▸ What to do:
Convert the data from the line containing "List each element" to the line containing "magnitude-chart-title: frequency response", both included, into a JSON list of strings with one string per line, leaving out any blank lines.

▸ Records shown:
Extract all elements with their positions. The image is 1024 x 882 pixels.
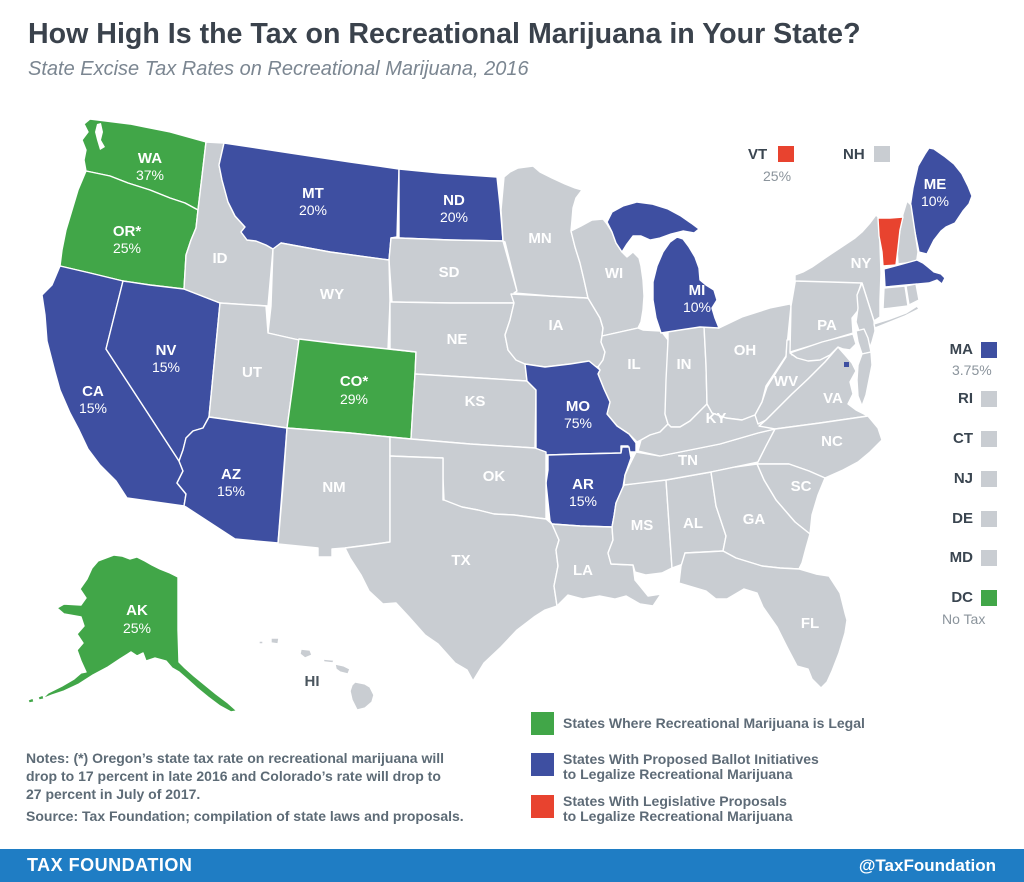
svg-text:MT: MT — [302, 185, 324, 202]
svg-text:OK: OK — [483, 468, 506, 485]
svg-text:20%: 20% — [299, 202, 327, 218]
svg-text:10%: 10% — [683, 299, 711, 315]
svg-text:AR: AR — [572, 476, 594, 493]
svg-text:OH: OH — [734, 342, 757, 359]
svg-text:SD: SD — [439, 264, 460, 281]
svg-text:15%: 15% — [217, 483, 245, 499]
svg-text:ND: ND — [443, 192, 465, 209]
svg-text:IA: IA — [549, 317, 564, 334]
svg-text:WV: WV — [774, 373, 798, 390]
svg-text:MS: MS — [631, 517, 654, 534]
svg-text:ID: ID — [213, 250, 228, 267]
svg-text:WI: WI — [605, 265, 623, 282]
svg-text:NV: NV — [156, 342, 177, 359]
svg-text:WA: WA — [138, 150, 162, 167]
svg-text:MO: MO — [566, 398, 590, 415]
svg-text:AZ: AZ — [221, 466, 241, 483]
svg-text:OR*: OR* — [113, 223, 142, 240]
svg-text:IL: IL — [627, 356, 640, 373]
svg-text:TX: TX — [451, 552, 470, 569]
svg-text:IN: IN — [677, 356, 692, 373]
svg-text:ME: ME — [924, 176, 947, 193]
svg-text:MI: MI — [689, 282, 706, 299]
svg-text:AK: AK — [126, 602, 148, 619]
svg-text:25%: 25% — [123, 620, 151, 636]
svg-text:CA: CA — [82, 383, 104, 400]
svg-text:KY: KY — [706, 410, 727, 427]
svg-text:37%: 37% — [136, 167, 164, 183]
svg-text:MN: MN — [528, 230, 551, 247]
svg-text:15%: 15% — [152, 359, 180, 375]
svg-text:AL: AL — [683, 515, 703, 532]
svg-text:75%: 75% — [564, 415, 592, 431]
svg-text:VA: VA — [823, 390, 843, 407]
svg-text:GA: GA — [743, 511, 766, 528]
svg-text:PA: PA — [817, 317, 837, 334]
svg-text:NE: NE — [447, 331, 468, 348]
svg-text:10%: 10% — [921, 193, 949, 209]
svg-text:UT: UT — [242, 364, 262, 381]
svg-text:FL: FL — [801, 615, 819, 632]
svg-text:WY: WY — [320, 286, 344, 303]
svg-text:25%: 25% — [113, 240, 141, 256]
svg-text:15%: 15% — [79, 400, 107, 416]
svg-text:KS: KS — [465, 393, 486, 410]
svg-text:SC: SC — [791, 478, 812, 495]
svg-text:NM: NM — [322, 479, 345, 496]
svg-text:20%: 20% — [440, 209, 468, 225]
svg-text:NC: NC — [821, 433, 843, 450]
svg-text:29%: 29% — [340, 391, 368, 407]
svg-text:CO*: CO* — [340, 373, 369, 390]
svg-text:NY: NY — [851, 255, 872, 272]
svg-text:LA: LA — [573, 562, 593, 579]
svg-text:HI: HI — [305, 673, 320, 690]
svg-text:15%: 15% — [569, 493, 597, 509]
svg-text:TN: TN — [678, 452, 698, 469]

---

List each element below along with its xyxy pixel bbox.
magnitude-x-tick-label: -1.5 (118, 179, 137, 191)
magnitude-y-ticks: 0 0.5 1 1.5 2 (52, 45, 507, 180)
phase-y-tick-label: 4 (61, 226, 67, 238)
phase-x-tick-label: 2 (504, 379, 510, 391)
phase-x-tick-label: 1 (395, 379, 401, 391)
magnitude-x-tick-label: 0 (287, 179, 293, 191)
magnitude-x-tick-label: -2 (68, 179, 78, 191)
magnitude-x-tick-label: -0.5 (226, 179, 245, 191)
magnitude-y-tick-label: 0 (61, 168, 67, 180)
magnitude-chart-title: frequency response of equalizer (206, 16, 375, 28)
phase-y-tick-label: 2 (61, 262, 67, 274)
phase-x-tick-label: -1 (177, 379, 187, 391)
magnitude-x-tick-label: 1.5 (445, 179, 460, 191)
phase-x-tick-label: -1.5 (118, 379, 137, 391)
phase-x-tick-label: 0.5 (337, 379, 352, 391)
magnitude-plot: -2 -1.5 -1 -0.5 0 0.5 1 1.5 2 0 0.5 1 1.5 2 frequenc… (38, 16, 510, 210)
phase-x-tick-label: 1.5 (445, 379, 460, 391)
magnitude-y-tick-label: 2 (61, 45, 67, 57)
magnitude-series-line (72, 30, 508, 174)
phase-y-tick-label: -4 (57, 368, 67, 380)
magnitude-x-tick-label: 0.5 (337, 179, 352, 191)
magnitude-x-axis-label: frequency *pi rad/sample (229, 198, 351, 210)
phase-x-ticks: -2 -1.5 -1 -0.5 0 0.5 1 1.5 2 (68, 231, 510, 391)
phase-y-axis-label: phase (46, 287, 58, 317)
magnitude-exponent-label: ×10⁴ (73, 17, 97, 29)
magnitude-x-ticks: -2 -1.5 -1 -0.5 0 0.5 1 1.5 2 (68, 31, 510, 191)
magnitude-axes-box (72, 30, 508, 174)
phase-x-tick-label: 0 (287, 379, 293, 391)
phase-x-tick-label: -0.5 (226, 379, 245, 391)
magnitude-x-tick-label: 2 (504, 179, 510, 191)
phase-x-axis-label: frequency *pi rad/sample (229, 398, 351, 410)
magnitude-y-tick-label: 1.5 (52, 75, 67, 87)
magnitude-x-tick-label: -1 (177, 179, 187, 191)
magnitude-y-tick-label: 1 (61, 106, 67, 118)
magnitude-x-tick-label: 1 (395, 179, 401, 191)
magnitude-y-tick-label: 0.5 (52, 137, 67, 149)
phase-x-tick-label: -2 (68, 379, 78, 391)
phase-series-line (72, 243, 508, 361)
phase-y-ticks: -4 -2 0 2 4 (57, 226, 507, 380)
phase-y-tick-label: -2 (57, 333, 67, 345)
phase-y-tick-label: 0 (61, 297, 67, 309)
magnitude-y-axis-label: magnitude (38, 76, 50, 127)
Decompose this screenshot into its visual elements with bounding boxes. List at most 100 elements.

▸ Completed exercise:
[
  "List each element below along with its xyxy pixel bbox.",
  "magnitude-x-tick-label: -1.5 (118, 179, 137, 191)",
  "magnitude-y-ticks: 0 0.5 1 1.5 2 (52, 45, 507, 180)",
  "phase-y-tick-label: 4 (61, 226, 67, 238)",
  "phase-x-tick-label: 2 (504, 379, 510, 391)",
  "phase-x-tick-label: 1 (395, 379, 401, 391)",
  "magnitude-x-tick-label: 0 (287, 179, 293, 191)",
  "magnitude-x-tick-label: -2 (68, 179, 78, 191)",
  "magnitude-x-tick-label: -0.5 (226, 179, 245, 191)",
  "magnitude-y-tick-label: 0 (61, 168, 67, 180)",
  "magnitude-chart-title: frequency response of equalizer (206, 16, 375, 28)"
]